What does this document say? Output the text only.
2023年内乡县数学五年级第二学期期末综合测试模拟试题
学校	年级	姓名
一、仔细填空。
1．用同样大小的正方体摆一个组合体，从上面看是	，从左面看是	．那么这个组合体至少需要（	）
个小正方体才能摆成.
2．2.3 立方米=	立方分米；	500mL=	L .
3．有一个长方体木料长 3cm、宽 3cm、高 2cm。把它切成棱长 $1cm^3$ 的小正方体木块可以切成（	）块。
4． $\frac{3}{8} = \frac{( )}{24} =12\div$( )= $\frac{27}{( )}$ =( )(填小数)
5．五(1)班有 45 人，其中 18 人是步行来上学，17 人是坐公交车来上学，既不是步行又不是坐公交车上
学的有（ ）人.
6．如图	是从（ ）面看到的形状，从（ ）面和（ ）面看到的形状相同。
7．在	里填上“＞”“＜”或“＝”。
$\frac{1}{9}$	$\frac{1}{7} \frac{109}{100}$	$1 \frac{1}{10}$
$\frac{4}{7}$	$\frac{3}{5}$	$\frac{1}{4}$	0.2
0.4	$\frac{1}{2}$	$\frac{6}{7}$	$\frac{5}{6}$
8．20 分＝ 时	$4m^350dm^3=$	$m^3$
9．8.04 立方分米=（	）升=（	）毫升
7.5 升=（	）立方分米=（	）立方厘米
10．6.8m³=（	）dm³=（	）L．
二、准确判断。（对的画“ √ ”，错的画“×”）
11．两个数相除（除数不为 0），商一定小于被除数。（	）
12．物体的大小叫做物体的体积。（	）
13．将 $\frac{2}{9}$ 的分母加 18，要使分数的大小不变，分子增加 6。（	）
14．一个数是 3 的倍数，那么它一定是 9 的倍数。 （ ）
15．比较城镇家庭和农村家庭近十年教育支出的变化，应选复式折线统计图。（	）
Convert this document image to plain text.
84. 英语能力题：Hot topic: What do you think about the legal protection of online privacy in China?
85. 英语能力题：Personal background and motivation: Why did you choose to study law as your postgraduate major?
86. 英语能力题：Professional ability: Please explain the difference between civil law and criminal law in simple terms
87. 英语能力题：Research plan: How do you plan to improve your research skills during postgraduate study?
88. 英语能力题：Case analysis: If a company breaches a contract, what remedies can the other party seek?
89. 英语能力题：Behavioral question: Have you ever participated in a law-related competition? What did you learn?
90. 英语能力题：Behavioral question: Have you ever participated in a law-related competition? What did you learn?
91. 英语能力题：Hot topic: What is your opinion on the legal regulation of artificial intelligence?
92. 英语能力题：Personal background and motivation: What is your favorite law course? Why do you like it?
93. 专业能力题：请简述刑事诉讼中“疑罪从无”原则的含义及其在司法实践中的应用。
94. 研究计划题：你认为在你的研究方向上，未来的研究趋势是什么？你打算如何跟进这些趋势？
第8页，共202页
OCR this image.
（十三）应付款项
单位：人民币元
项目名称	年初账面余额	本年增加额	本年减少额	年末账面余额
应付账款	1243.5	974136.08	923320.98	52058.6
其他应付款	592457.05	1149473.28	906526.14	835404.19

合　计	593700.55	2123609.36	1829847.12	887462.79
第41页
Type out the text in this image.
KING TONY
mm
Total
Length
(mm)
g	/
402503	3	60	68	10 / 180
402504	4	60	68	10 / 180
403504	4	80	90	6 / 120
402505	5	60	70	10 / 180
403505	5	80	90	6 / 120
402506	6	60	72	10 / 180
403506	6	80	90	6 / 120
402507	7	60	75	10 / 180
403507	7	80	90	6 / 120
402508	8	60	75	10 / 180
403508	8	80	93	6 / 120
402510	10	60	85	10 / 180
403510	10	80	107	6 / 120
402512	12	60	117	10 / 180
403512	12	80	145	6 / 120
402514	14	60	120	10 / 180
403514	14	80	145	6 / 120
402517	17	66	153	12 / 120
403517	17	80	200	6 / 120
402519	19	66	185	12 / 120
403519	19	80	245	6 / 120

---------------

**WHAT IS BEING ASKED:**
Take every line above carrying "question" and return it.

**REPLY:**
89. 英语能力题：Behavioral question: Have you ever participated in a law-related competition? What did you learn?
90. 英语能力题：Behavioral question: Have you ever participated in a law-related competition? What did you learn?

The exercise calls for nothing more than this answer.